Copy all of the material exactly. Pictures are not to appear in the copy.

Records provided:
□ □ □ □

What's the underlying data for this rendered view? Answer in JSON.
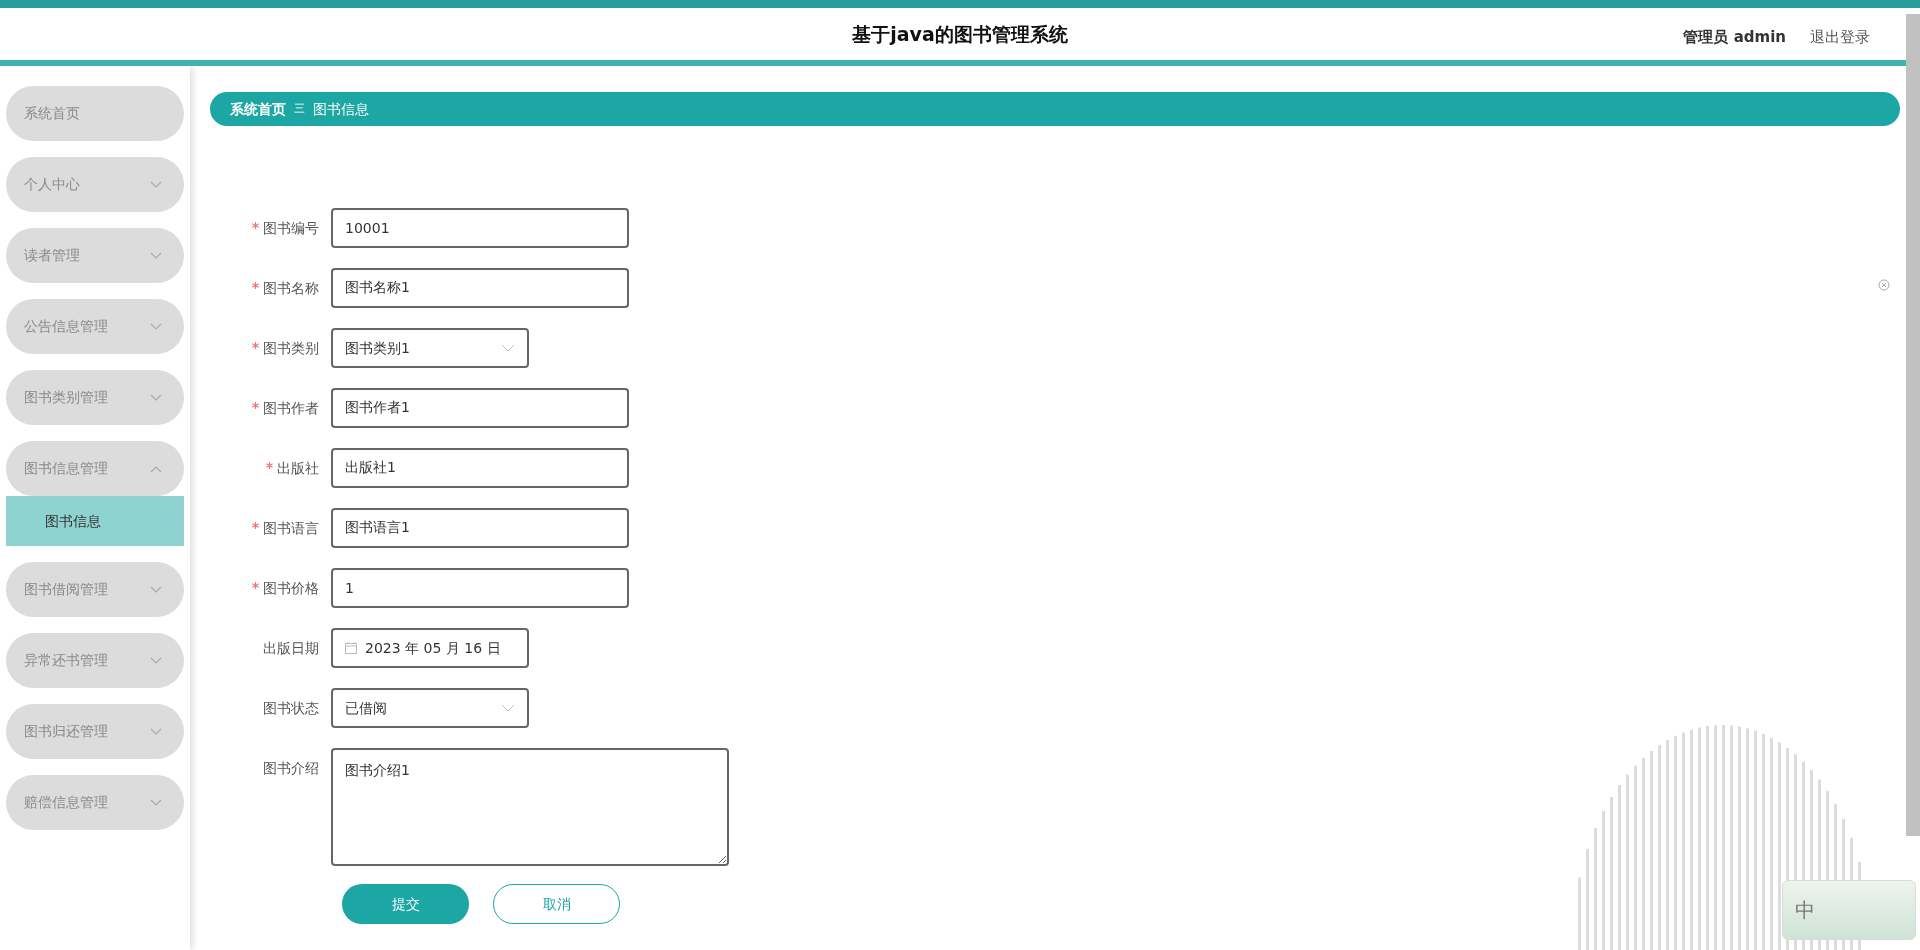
{
  "header": {
    "title": "基于java的图书管理系统",
    "user": "管理员 admin",
    "logout": "退出登录"
  },
  "sidebar": {
    "items": [
      {
        "label": "系统首页",
        "kind": "link"
      },
      {
        "label": "个人中心",
        "kind": "menu",
        "expanded": false
      },
      {
        "label": "读者管理",
        "kind": "menu",
        "expanded": false
      },
      {
        "label": "公告信息管理",
        "kind": "menu",
        "expanded": false
      },
      {
        "label": "图书类别管理",
        "kind": "menu",
        "expanded": false
      },
      {
        "label": "图书信息管理",
        "kind": "menu",
        "expanded": true,
        "children": [
          {
            "label": "图书信息",
            "selected": true
          }
        ]
      },
      {
        "label": "图书借阅管理",
        "kind": "menu",
        "expanded": false
      },
      {
        "label": "异常还书管理",
        "kind": "menu",
        "expanded": false
      },
      {
        "label": "图书归还管理",
        "kind": "menu",
        "expanded": false
      },
      {
        "label": "赔偿信息管理",
        "kind": "menu",
        "expanded": false
      }
    ]
  },
  "breadcrumb": {
    "home": "系统首页",
    "separator": "三",
    "current": "图书信息"
  },
  "form": {
    "fields": [
      {
        "label": "图书编号",
        "required": true,
        "kind": "text",
        "value": "10001"
      },
      {
        "label": "图书名称",
        "required": true,
        "kind": "text",
        "value": "图书名称1"
      },
      {
        "label": "图书类别",
        "required": true,
        "kind": "select",
        "value": "图书类别1"
      },
      {
        "label": "图书作者",
        "required": true,
        "kind": "text",
        "value": "图书作者1"
      },
      {
        "label": "出版社",
        "required": true,
        "kind": "text",
        "value": "出版社1"
      },
      {
        "label": "图书语言",
        "required": true,
        "kind": "text",
        "value": "图书语言1"
      },
      {
        "label": "图书价格",
        "required": true,
        "kind": "text",
        "value": "1"
      },
      {
        "label": "出版日期",
        "required": false,
        "kind": "date",
        "value": "2023 年 05 月 16 日"
      },
      {
        "label": "图书状态",
        "required": false,
        "kind": "select",
        "value": "已借阅"
      },
      {
        "label": "图书介绍",
        "required": false,
        "kind": "textarea",
        "value": "图书介绍1"
      }
    ],
    "buttons": [
      {
        "label": "提交",
        "kind": "primary"
      },
      {
        "label": "取消",
        "kind": "outline"
      }
    ]
  },
  "ime": {
    "label": "中"
  }
}
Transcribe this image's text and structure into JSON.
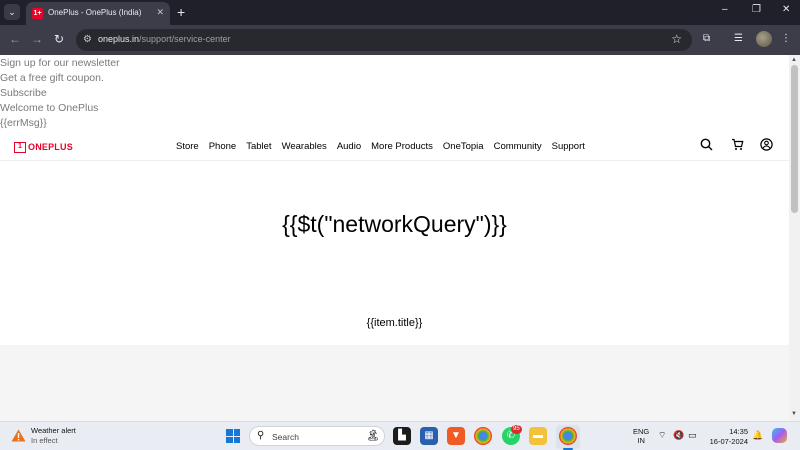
{
  "browser": {
    "tab": {
      "title": "OnePlus - OnePlus (India)",
      "favicon_text": "1+"
    },
    "new_tab_label": "+",
    "window_controls": {
      "minimize": "–",
      "restore": "❐",
      "close": "✕"
    },
    "url": {
      "host": "oneplus.in",
      "path": "/support/service-center"
    }
  },
  "page": {
    "newsletter": {
      "signup_text": "Sign up for our newsletter",
      "gift_text": "Get a free gift coupon.",
      "subscribe_label": "Subscribe",
      "welcome_text": "Welcome to OnePlus",
      "error_msg": "{{errMsg}}"
    },
    "header": {
      "logo_mark": "1",
      "logo_text": "ONEPLUS",
      "nav": [
        "Store",
        "Phone",
        "Tablet",
        "Wearables",
        "Audio",
        "More Products",
        "OneTopia",
        "Community",
        "Support"
      ]
    },
    "heading": "{{$t(\"networkQuery\")}}",
    "item_title": "{{item.title}}"
  },
  "taskbar": {
    "weather": {
      "title": "Weather alert",
      "subtitle": "In effect"
    },
    "search_label": "Search",
    "whatsapp_badge": "95",
    "language": {
      "line1": "ENG",
      "line2": "IN"
    },
    "clock": {
      "time": "14:35",
      "date": "16-07-2024"
    }
  },
  "colors": {
    "brand_red": "#eb0029",
    "chrome_dark": "#1f2029",
    "taskbar": "#e9edf3"
  }
}
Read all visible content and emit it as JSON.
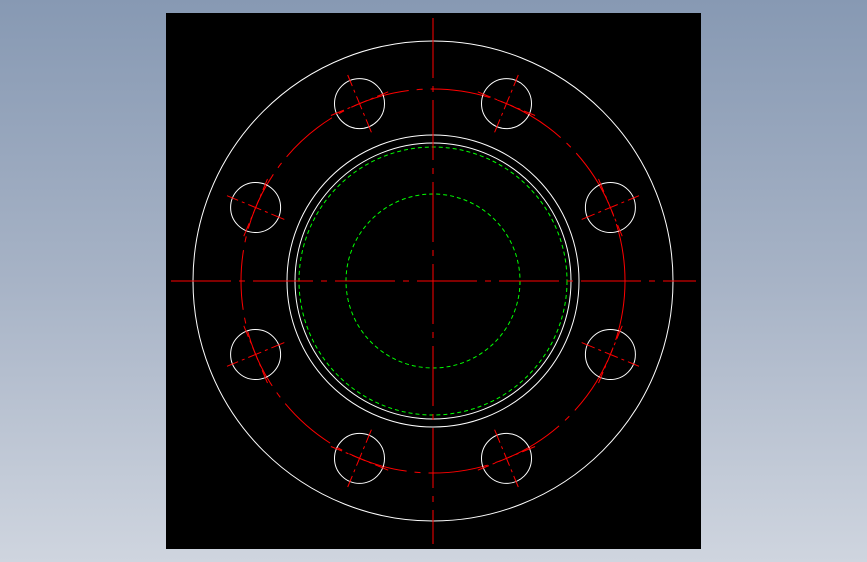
{
  "drawing": {
    "type": "flange-top-view",
    "bolt_hole_count": 8,
    "colors": {
      "background": "#000000",
      "outline": "#ffffff",
      "centerline": "#ff0000",
      "hidden": "#00ff00"
    }
  }
}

□ □ □ □

Solution to the exercise:
What's the underlying data for this rendered view? Answer in JSON.
{
  "header": {
    "title": "基于java的图书管理系统",
    "user": "管理员 admin",
    "logout": "退出登录"
  },
  "sidebar": {
    "items": [
      {
        "label": "系统首页",
        "kind": "link"
      },
      {
        "label": "个人中心",
        "kind": "menu",
        "expanded": false
      },
      {
        "label": "读者管理",
        "kind": "menu",
        "expanded": false
      },
      {
        "label": "公告信息管理",
        "kind": "menu",
        "expanded": false
      },
      {
        "label": "图书类别管理",
        "kind": "menu",
        "expanded": false
      },
      {
        "label": "图书信息管理",
        "kind": "menu",
        "expanded": true,
        "children": [
          {
            "label": "图书信息",
            "selected": true
          }
        ]
      },
      {
        "label": "图书借阅管理",
        "kind": "menu",
        "expanded": false
      },
      {
        "label": "异常还书管理",
        "kind": "menu",
        "expanded": false
      },
      {
        "label": "图书归还管理",
        "kind": "menu",
        "expanded": false
      },
      {
        "label": "赔偿信息管理",
        "kind": "menu",
        "expanded": false
      }
    ]
  },
  "breadcrumb": {
    "home": "系统首页",
    "separator": "三",
    "current": "图书信息"
  },
  "form": {
    "fields": [
      {
        "label": "图书编号",
        "required": true,
        "kind": "text",
        "value": "10001"
      },
      {
        "label": "图书名称",
        "required": true,
        "kind": "text",
        "value": "图书名称1"
      },
      {
        "label": "图书类别",
        "required": true,
        "kind": "select",
        "value": "图书类别1"
      },
      {
        "label": "图书作者",
        "required": true,
        "kind": "text",
        "value": "图书作者1"
      },
      {
        "label": "出版社",
        "required": true,
        "kind": "text",
        "value": "出版社1"
      },
      {
        "label": "图书语言",
        "required": true,
        "kind": "text",
        "value": "图书语言1"
      },
      {
        "label": "图书价格",
        "required": true,
        "kind": "text",
        "value": "1"
      },
      {
        "label": "出版日期",
        "required": false,
        "kind": "date",
        "value": "2023 年 05 月 16 日"
      },
      {
        "label": "图书状态",
        "required": false,
        "kind": "select",
        "value": "已借阅"
      },
      {
        "label": "图书介绍",
        "required": false,
        "kind": "textarea",
        "value": "图书介绍1"
      }
    ],
    "buttons": [
      {
        "label": "提交",
        "kind": "primary"
      },
      {
        "label": "取消",
        "kind": "outline"
      }
    ]
  },
  "ime": {
    "label": "中"
  }
}
Transcribe this image's text and structure into JSON.
{
  "browser": {
    "tab": {
      "title": "OnePlus - OnePlus (India)",
      "favicon_text": "1+"
    },
    "new_tab_label": "+",
    "window_controls": {
      "minimize": "–",
      "restore": "❐",
      "close": "✕"
    },
    "url": {
      "host": "oneplus.in",
      "path": "/support/service-center"
    }
  },
  "page": {
    "newsletter": {
      "signup_text": "Sign up for our newsletter",
      "gift_text": "Get a free gift coupon.",
      "subscribe_label": "Subscribe",
      "welcome_text": "Welcome to OnePlus",
      "error_msg": "{{errMsg}}"
    },
    "header": {
      "logo_mark": "1",
      "logo_text": "ONEPLUS",
      "nav": [
        "Store",
        "Phone",
        "Tablet",
        "Wearables",
        "Audio",
        "More Products",
        "OneTopia",
        "Community",
        "Support"
      ]
    },
    "heading": "{{$t(\"networkQuery\")}}",
    "item_title": "{{item.title}}"
  },
  "taskbar": {
    "weather": {
      "title": "Weather alert",
      "subtitle": "In effect"
    },
    "search_label": "Search",
    "whatsapp_badge": "95",
    "language": {
      "line1": "ENG",
      "line2": "IN"
    },
    "clock": {
      "time": "14:35",
      "date": "16-07-2024"
    }
  },
  "colors": {
    "brand_red": "#eb0029",
    "chrome_dark": "#1f2029",
    "taskbar": "#e9edf3"
  }
}
Read all visible content and emit it as JSON.
{
  "drawing": {
    "type": "flange-top-view",
    "bolt_hole_count": 8,
    "colors": {
      "background": "#000000",
      "outline": "#ffffff",
      "centerline": "#ff0000",
      "hidden": "#00ff00"
    }
  }
}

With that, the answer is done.